(begin)
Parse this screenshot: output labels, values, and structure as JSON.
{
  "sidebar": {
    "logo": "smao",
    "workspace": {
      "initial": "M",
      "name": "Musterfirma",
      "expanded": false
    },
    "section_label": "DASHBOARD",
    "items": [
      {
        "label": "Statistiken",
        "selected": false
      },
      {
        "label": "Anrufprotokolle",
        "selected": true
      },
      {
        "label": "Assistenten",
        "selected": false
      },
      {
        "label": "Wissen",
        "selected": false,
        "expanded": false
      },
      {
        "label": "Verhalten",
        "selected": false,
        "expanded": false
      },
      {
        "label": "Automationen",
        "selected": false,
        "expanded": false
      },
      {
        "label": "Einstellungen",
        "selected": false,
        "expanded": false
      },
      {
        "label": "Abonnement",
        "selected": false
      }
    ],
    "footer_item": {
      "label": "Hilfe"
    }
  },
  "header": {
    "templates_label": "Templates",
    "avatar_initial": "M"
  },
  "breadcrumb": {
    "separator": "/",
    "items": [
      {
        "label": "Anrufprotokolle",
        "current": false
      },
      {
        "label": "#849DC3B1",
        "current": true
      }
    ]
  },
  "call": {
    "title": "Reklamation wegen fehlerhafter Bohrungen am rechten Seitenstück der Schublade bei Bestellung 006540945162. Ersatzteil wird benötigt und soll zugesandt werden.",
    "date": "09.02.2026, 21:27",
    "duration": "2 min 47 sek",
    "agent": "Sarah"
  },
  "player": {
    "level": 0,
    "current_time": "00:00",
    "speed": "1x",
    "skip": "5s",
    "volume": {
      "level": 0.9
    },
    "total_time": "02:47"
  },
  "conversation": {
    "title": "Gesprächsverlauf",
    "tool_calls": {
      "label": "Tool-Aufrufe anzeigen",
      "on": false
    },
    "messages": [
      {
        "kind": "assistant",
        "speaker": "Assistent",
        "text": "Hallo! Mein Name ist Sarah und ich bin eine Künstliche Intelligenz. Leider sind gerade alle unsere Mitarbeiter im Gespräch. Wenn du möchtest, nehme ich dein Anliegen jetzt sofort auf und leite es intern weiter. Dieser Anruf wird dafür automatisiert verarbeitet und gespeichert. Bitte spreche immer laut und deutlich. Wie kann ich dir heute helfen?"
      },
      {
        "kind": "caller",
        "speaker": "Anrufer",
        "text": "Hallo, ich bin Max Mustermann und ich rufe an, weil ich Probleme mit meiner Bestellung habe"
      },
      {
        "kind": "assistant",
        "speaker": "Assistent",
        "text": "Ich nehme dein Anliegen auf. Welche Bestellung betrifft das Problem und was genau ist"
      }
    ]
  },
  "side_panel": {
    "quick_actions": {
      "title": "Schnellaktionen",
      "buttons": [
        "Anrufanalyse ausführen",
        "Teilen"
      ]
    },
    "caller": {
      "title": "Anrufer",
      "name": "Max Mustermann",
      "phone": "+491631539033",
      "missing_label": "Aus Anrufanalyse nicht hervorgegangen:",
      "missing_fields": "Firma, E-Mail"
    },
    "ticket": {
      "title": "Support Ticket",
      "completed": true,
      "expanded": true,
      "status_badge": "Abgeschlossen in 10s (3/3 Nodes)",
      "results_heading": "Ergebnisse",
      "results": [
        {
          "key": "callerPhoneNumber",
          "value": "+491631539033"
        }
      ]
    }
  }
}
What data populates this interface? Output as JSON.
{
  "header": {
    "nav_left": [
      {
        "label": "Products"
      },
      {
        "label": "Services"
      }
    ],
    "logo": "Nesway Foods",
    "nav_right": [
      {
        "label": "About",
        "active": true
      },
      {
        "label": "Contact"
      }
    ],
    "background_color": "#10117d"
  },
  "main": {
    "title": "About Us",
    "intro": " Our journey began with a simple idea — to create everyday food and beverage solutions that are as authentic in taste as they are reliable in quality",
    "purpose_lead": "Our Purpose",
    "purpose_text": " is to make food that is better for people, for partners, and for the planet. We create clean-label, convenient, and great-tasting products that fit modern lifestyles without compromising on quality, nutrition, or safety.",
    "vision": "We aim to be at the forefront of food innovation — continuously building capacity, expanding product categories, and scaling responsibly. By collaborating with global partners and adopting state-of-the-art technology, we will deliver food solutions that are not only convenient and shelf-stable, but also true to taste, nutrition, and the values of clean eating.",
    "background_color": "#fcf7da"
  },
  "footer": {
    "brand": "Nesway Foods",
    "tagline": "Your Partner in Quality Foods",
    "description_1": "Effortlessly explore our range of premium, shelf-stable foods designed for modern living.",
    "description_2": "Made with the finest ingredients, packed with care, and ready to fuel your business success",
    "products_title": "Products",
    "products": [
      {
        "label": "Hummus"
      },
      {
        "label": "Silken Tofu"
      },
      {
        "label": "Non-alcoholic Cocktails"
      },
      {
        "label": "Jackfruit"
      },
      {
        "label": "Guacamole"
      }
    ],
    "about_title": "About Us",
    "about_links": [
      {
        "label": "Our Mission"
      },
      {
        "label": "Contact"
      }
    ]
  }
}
(end)
§ **Aim of the exercise**
Print out the whole listing exactly as it appears.

§ **Task answer**
Parse this screenshot: output labels, values, and structure as JSON.
{
  "sidebar": {
    "logo": "smao",
    "workspace": {
      "initial": "M",
      "name": "Musterfirma",
      "expanded": false
    },
    "section_label": "DASHBOARD",
    "items": [
      {
        "label": "Statistiken",
        "selected": false
      },
      {
        "label": "Anrufprotokolle",
        "selected": true
      },
      {
        "label": "Assistenten",
        "selected": false
      },
      {
        "label": "Wissen",
        "selected": false,
        "expanded": false
      },
      {
        "label": "Verhalten",
        "selected": false,
        "expanded": false
      },
      {
        "label": "Automationen",
        "selected": false,
        "expanded": false
      },
      {
        "label": "Einstellungen",
        "selected": false,
        "expanded": false
      },
      {
        "label": "Abonnement",
        "selected": false
      }
    ],
    "footer_item": {
      "label": "Hilfe"
    }
  },
  "header": {
    "templates_label": "Templates",
    "avatar_initial": "M"
  },
  "breadcrumb": {
    "separator": "/",
    "items": [
      {
        "label": "Anrufprotokolle",
        "current": false
      },
      {
        "label": "#849DC3B1",
        "current": true
      }
    ]
  },
  "call": {
    "title": "Reklamation wegen fehlerhafter Bohrungen am rechten Seitenstück der Schublade bei Bestellung 006540945162. Ersatzteil wird benötigt und soll zugesandt werden.",
    "date": "09.02.2026, 21:27",
    "duration": "2 min 47 sek",
    "agent": "Sarah"
  },
  "player": {
    "level": 0,
    "current_time": "00:00",
    "speed": "1x",
    "skip": "5s",
    "volume": {
      "level": 0.9
    },
    "total_time": "02:47"
  },
  "conversation": {
    "title": "Gesprächsverlauf",
    "tool_calls": {
      "label": "Tool-Aufrufe anzeigen",
      "on": false
    },
    "messages": [
      {
        "kind": "assistant",
        "speaker": "Assistent",
        "text": "Hallo! Mein Name ist Sarah und ich bin eine Künstliche Intelligenz. Leider sind gerade alle unsere Mitarbeiter im Gespräch. Wenn du möchtest, nehme ich dein Anliegen jetzt sofort auf und leite es intern weiter. Dieser Anruf wird dafür automatisiert verarbeitet und gespeichert. Bitte spreche immer laut und deutlich. Wie kann ich dir heute helfen?"
      },
      {
        "kind": "caller",
        "speaker": "Anrufer",
        "text": "Hallo, ich bin Max Mustermann und ich rufe an, weil ich Probleme mit meiner Bestellung habe"
      },
      {
        "kind": "assistant",
        "speaker": "Assistent",
        "text": "Ich nehme dein Anliegen auf. Welche Bestellung betrifft das Problem und was genau ist"
      }
    ]
  },
  "side_panel": {
    "quick_actions": {
      "title": "Schnellaktionen",
      "buttons": [
        "Anrufanalyse ausführen",
        "Teilen"
      ]
    },
    "caller": {
      "title": "Anrufer",
      "name": "Max Mustermann",
      "phone": "+491631539033",
      "missing_label": "Aus Anrufanalyse nicht hervorgegangen:",
      "missing_fields": "Firma, E-Mail"
    },
    "ticket": {
      "title": "Support Ticket",
      "completed": true,
      "expanded": true,
      "status_badge": "Abgeschlossen in 10s (3/3 Nodes)",
      "results_heading": "Ergebnisse",
      "results": [
        {
          "key": "callerPhoneNumber",
          "value": "+491631539033"
        }
      ]
    }
  }
}
What data populates this interface? Output as JSON.
{
  "header": {
    "nav_left": [
      {
        "label": "Products"
      },
      {
        "label": "Services"
      }
    ],
    "logo": "Nesway Foods",
    "nav_right": [
      {
        "label": "About",
        "active": true
      },
      {
        "label": "Contact"
      }
    ],
    "background_color": "#10117d"
  },
  "main": {
    "title": "About Us",
    "intro": " Our journey began with a simple idea — to create everyday food and beverage solutions that are as authentic in taste as they are reliable in quality",
    "purpose_lead": "Our Purpose",
    "purpose_text": " is to make food that is better for people, for partners, and for the planet. We create clean-label, convenient, and great-tasting products that fit modern lifestyles without compromising on quality, nutrition, or safety.",
    "vision": "We aim to be at the forefront of food innovation — continuously building capacity, expanding product categories, and scaling responsibly. By collaborating with global partners and adopting state-of-the-art technology, we will deliver food solutions that are not only convenient and shelf-stable, but also true to taste, nutrition, and the values of clean eating.",
    "background_color": "#fcf7da"
  },
  "footer": {
    "brand": "Nesway Foods",
    "tagline": "Your Partner in Quality Foods",
    "description_1": "Effortlessly explore our range of premium, shelf-stable foods designed for modern living.",
    "description_2": "Made with the finest ingredients, packed with care, and ready to fuel your business success",
    "products_title": "Products",
    "products": [
      {
        "label": "Hummus"
      },
      {
        "label": "Silken Tofu"
      },
      {
        "label": "Non-alcoholic Cocktails"
      },
      {
        "label": "Jackfruit"
      },
      {
        "label": "Guacamole"
      }
    ],
    "about_title": "About Us",
    "about_links": [
      {
        "label": "Our Mission"
      },
      {
        "label": "Contact"
      }
    ]
  }
}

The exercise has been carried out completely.